Saved data entries
-----

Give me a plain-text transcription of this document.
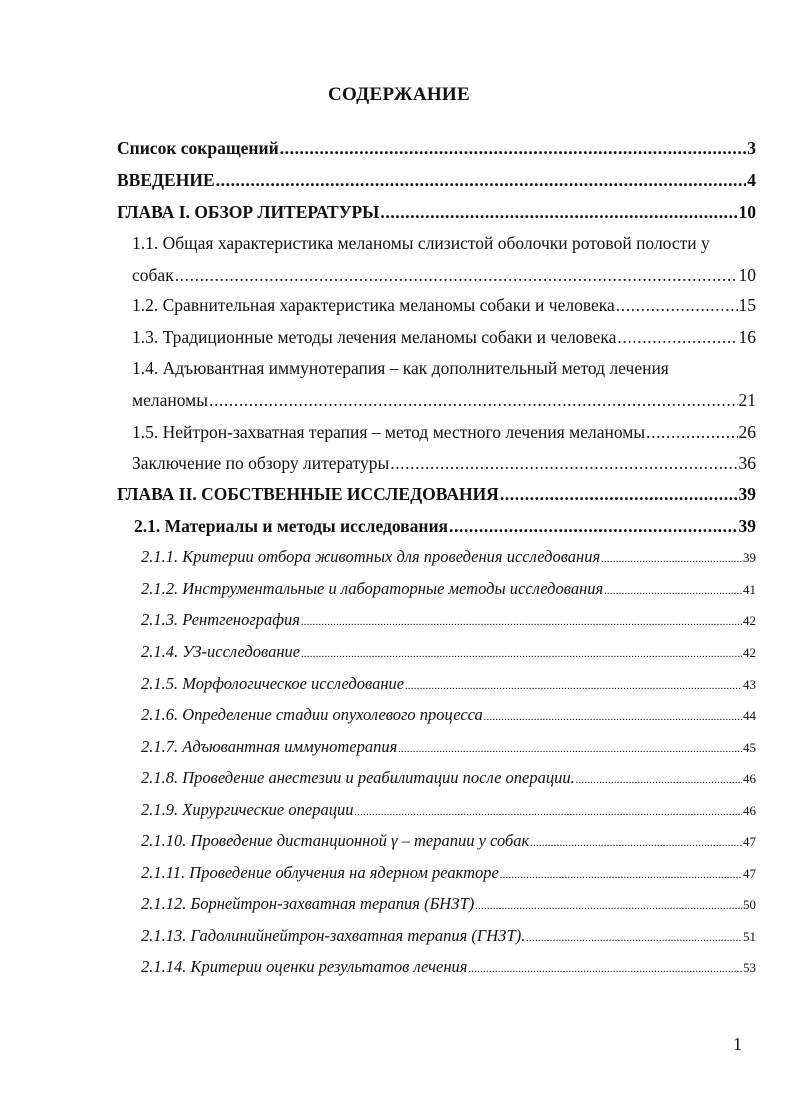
СОДЕРЖАНИЕ
Список сокращений .....	3
ВВЕДЕНИЕ .....	4
ГЛАВА I. ОБЗОР ЛИТЕРАТУРЫ .....	10
1.1. Общая характеристика меланомы слизистой оболочки ротовой полости у
собак .....	10
1.2. Сравнительная характеристика меланомы собаки и человека .....	15
1.3. Традиционные методы лечения меланомы собаки и человека .....	16
1.4. Адъювантная иммунотерапия – как дополнительный метод лечения
меланомы .....	21
1.5. Нейтрон-захватная терапия – метод местного лечения меланомы .....	26
Заключение по обзору литературы .....	36
ГЛАВА II. СОБСТВЕННЫЕ ИССЛЕДОВАНИЯ .....	39
2.1. Материалы и методы исследования .....	39
2.1.1. Критерии отбора животных для проведения исследования .....	39
2.1.2. Инструментальные и лабораторные методы исследования .....	41
2.1.3. Рентгенография .....	42
2.1.4. УЗ-исследование .....	42
2.1.5. Морфологическое исследование .....	43
2.1.6. Определение стадии опухолевого процесса .....	44
2.1.7. Адъювантная иммунотерапия .....	45
2.1.8. Проведение анестезии и реабилитации после операции. .....	46
2.1.9. Хирургические операции .....	46
2.1.10. Проведение дистанционной γ – терапии у собак .....	47
2.1.11. Проведение облучения на ядерном реакторе .....	47
2.1.12. Борнейтрон-захватная терапия (БНЗТ) .....	50
2.1.13. Гадолинийнейтрон-захватная терапия (ГНЗТ). .....	51
2.1.14. Критерии оценки результатов лечения .....	53
1
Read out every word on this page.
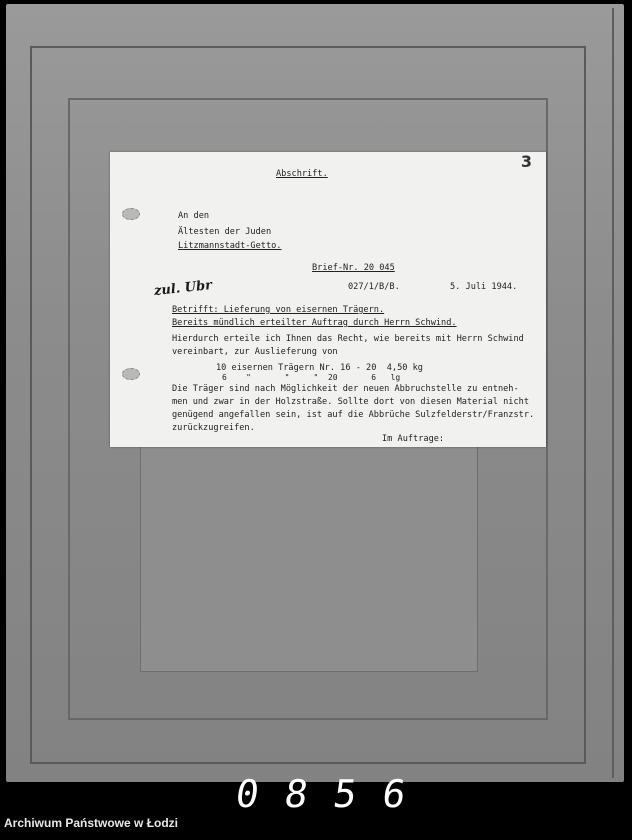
3
Abschrift.
An den
Ältesten der Juden
Litzmannstadt-Getto.
Brief-Nr. 20 045
zul. Ubr	027/1/B/B.	5. Juli 1944.
Betrifft: Lieferung von eisernen Trägern.
Bereits mündlich erteilter Auftrag durch Herrn Schwind.
Hierdurch erteile ich Ihnen das Recht, wie bereits mit Herrn Schwind
vereinbart, zur Auslieferung von
10 eisernen Trägern Nr. 16 - 20  4,50 kg
6    "       "     "  20       6   lg
Die Träger sind nach Möglichkeit der neuen Abbruchstelle zu entneh-
men und zwar in der Holzstraße. Sollte dort von diesen Material nicht
genügend angefallen sein, ist auf die Abbrüche Sulzfelderstr/Franzstr.
zurückzugreifen.
Im Auftrage:
0856
Archiwum Państwowe w Łodzi
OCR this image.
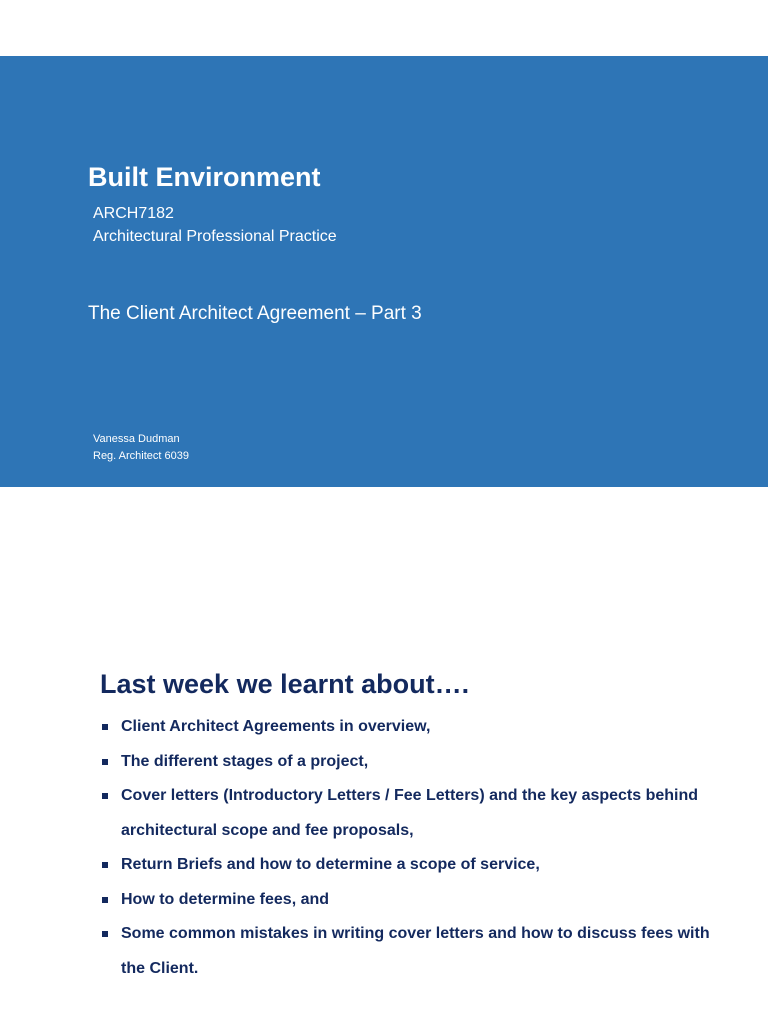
Built Environment
ARCH7182
Architectural Professional Practice
The Client Architect Agreement – Part 3
Vanessa Dudman
Reg. Architect 6039
Last week we learnt about….
Client Architect Agreements in overview,
The different stages of a project,
Cover letters (Introductory Letters / Fee Letters) and the key aspects behind architectural scope and fee proposals,
Return Briefs and how to determine a scope of service,
How to determine fees, and
Some common mistakes in writing cover letters and how to discuss fees with the Client.
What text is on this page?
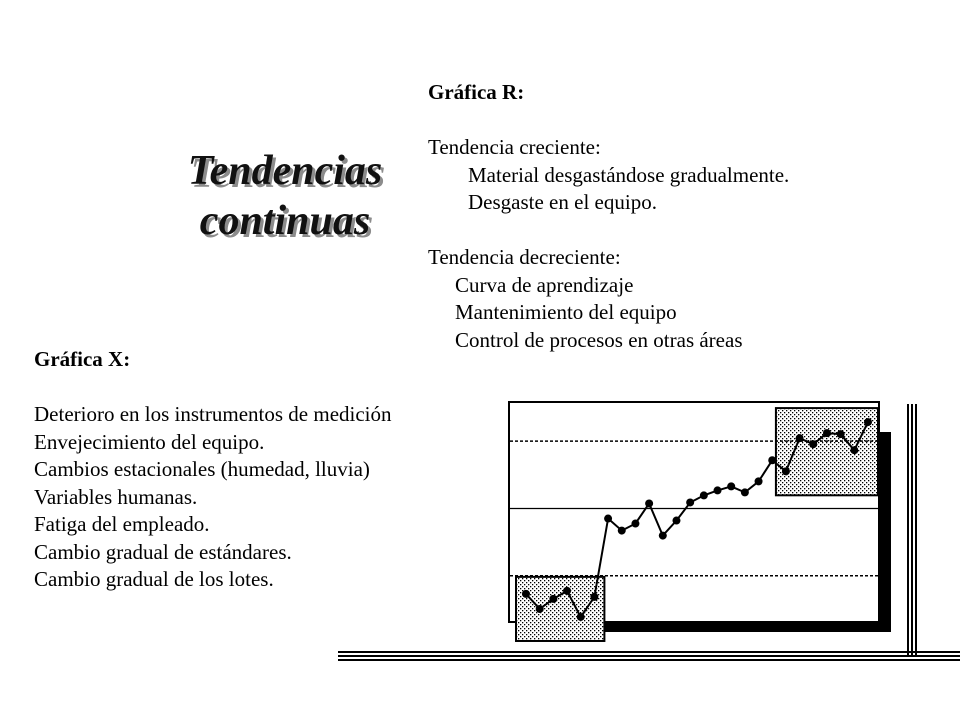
Tendencias
continuas
Gráfica R:
Tendencia creciente:
Material desgastándose gradualmente.
Desgaste en el equipo.
Tendencia decreciente:
Curva de aprendizaje
Mantenimiento del equipo
Control de procesos en otras áreas
Gráfica X:
Deterioro en los instrumentos de medición
Envejecimiento del equipo.
Cambios estacionales (humedad, lluvia)
Variables humanas.
Fatiga del empleado.
Cambio gradual de estándares.
Cambio gradual de los lotes.
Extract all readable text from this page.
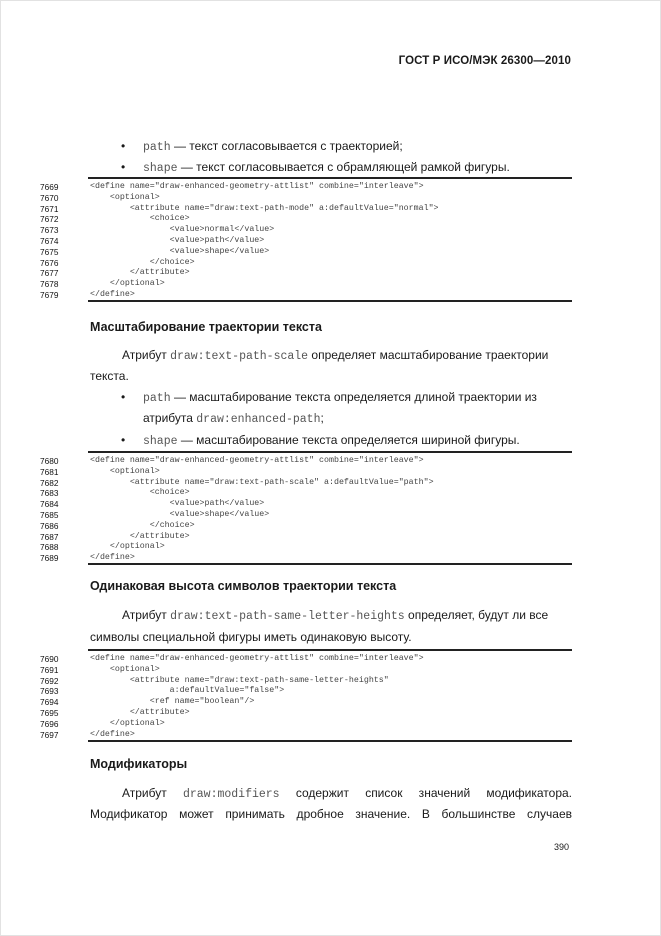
ГОСТ Р ИСО/МЭК 26300—2010
• path — текст согласовывается с траекторией;
• shape — текст согласовывается с обрамляющей рамкой фигуры.
7669	<define name="draw-enhanced-geometry-attlist" combine="interleave">
7670	<optional>
7671	<attribute name="draw:text-path-mode" a:defaultValue="normal">
7672	<choice>
7673	<value>normal</value>
7674	<value>path</value>
7675	<value>shape</value>
7676	</choice>
7677	</attribute>
7678	</optional>
7679	</define>
Масштабирование траектории текста
Атрибут draw:text-path-scale определяет масштабирование траектории
текста.
• path — масштабирование текста определяется длиной траектории из
атрибута draw:enhanced-path;
• shape — масштабирование текста определяется шириной фигуры.
7680	<define name="draw-enhanced-geometry-attlist" combine="interleave">
7681	<optional>
7682	<attribute name="draw:text-path-scale" a:defaultValue="path">
7683	<choice>
7684	<value>path</value>
7685	<value>shape</value>
7686	</choice>
7687	</attribute>
7688	</optional>
7689	</define>
Одинаковая высота символов траектории текста
Атрибут draw:text-path-same-letter-heights определяет, будут ли все
символы специальной фигуры иметь одинаковую высоту.
7690	<define name="draw-enhanced-geometry-attlist" combine="interleave">
7691	<optional>
7692	<attribute name="draw:text-path-same-letter-heights"
7693	a:defaultValue="false">
7694	<ref name="boolean"/>
7695	</attribute>
7696	</optional>
7697	</define>
Модификаторы
Атрибут draw:modifiers содержит список значений модификатора.
Модификатор может принимать дробное значение. В большинстве случаев
390
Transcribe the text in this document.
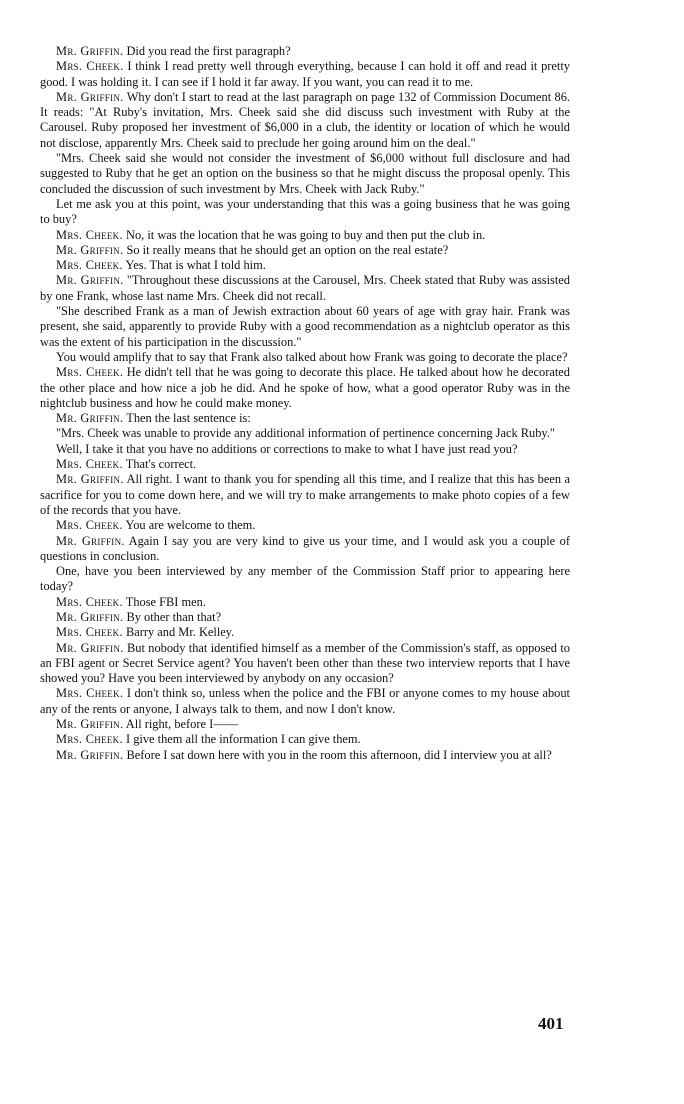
Mr. Griffin. Did you read the first paragraph?

Mrs. Cheek. I think I read pretty well through everything, because I can hold it off and read it pretty good. I was holding it. I can see if I hold it far away. If you want, you can read it to me.

Mr. Griffin. Why don't I start to read at the last paragraph on page 132 of Commission Document 86. It reads: "At Ruby's invitation, Mrs. Cheek said she did discuss such investment with Ruby at the Carousel. Ruby proposed her investment of $6,000 in a club, the identity or location of which he would not disclose, apparently Mrs. Cheek said to preclude her going around him on the deal."

"Mrs. Cheek said she would not consider the investment of $6,000 without full disclosure and had suggested to Ruby that he get an option on the business so that he might discuss the proposal openly. This concluded the discussion of such investment by Mrs. Cheek with Jack Ruby."

Let me ask you at this point, was your understanding that this was a going business that he was going to buy?

Mrs. Cheek. No, it was the location that he was going to buy and then put the club in.

Mr. Griffin. So it really means that he should get an option on the real estate?

Mrs. Cheek. Yes. That is what I told him.

Mr. Griffin. "Throughout these discussions at the Carousel, Mrs. Cheek stated that Ruby was assisted by one Frank, whose last name Mrs. Cheek did not recall.

"She described Frank as a man of Jewish extraction about 60 years of age with gray hair. Frank was present, she said, apparently to provide Ruby with a good recommendation as a nightclub operator as this was the extent of his participation in the discussion."

You would amplify that to say that Frank also talked about how Frank was going to decorate the place?

Mrs. Cheek. He didn't tell that he was going to decorate this place. He talked about how he decorated the other place and how nice a job he did. And he spoke of how, what a good operator Ruby was in the nightclub business and how he could make money.

Mr. Griffin. Then the last sentence is:

"Mrs. Cheek was unable to provide any additional information of pertinence concerning Jack Ruby."

Well, I take it that you have no additions or corrections to make to what I have just read you?

Mrs. Cheek. That's correct.

Mr. Griffin. All right. I want to thank you for spending all this time, and I realize that this has been a sacrifice for you to come down here, and we will try to make arrangements to make photo copies of a few of the records that you have.

Mrs. Cheek. You are welcome to them.

Mr. Griffin. Again I say you are very kind to give us your time, and I would ask you a couple of questions in conclusion.

One, have you been interviewed by any member of the Commission Staff prior to appearing here today?

Mrs. Cheek. Those FBI men.

Mr. Griffin. By other than that?

Mrs. Cheek. Barry and Mr. Kelley.

Mr. Griffin. But nobody that identified himself as a member of the Commission's staff, as opposed to an FBI agent or Secret Service agent? You haven't been other than these two interview reports that I have showed you? Have you been interviewed by anybody on any occasion?

Mrs. Cheek. I don't think so, unless when the police and the FBI or anyone comes to my house about any of the rents or anyone, I always talk to them, and now I don't know.

Mr. Griffin. All right, before I——

Mrs. Cheek. I give them all the information I can give them.

Mr. Griffin. Before I sat down here with you in the room this afternoon, did I interview you at all?

401
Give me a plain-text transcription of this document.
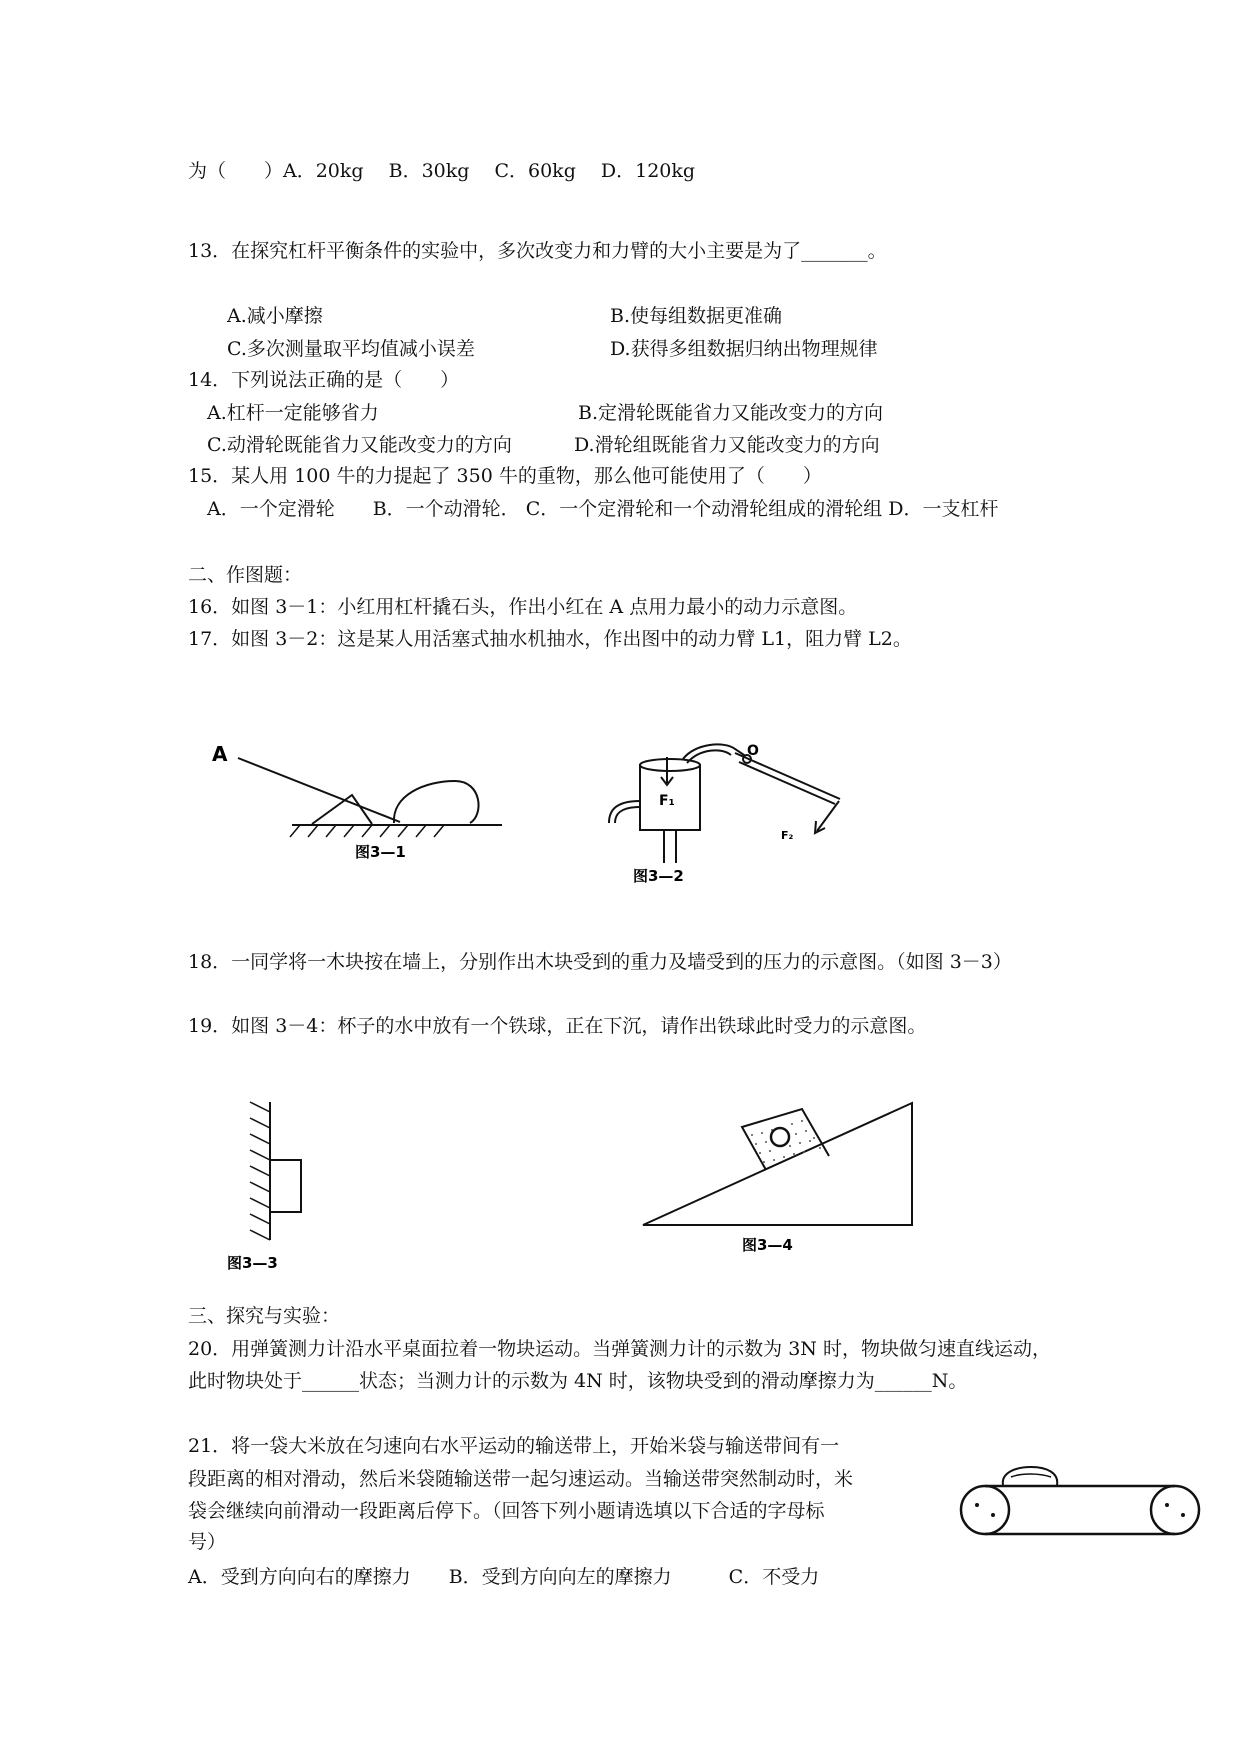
为（　　）A．20kg　 B．30kg　 C．60kg　 D．120kg
13．在探究杠杆平衡条件的实验中，多次改变力和力臂的大小主要是为了_______。
A.减小摩擦	B.使每组数据更准确
C.多次测量取平均值减小误差	D.获得多组数据归纳出物理规律
14．下列说法正确的是（　　）
A.杠杆一定能够省力	B.定滑轮既能省力又能改变力的方向
C.动滑轮既能省力又能改变力的方向	D.滑轮组既能省力又能改变力的方向
15．某人用 100 牛的力提起了 350 牛的重物，那么他可能使用了（　　）
A．一个定滑轮　　B．一个动滑轮． C．一个定滑轮和一个动滑轮组成的滑轮组 D．一支杠杆
二、作图题：
16．如图 3－1：小红用杠杆撬石头，作出小红在 A 点用力最小的动力示意图。
17．如图 3－2：这是某人用活塞式抽水机抽水，作出图中的动力臂 L1，阻力臂 L2。
A
图3—1
F₁
O
F₂
图3—2
18．一同学将一木块按在墙上，分别作出木块受到的重力及墙受到的压力的示意图。（如图 3－3）
19．如图 3－4：杯子的水中放有一个铁球，正在下沉，请作出铁球此时受力的示意图。
图3—3
图3—4
三、探究与实验：
20．用弹簧测力计沿水平桌面拉着一物块运动。当弹簧测力计的示数为 3N 时，物块做匀速直线运动，
此时物块处于______状态；当测力计的示数为 4N 时，该物块受到的滑动摩擦力为______N。
21．将一袋大米放在匀速向右水平运动的输送带上，开始米袋与输送带间有一
段距离的相对滑动，然后米袋随输送带一起匀速运动。当输送带突然制动时，米
袋会继续向前滑动一段距离后停下。（回答下列小题请选填以下合适的字母标
号）
A．受到方向向右的摩擦力　　B．受到方向向左的摩擦力　　　C．不受力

-----

Copy out the lines that hold "want".

Mrs. Cheek. I think I read pretty well through everything, because I can hold it off and read it pretty good. I was holding it. I can see if I hold it far away. If you want, you can read it to me.
Mr. Griffin. All right. I want to thank you for spending all this time, and I realize that this has been a sacrifice for you to come down here, and we will try to make arrangements to make photo copies of a few of the records that you have.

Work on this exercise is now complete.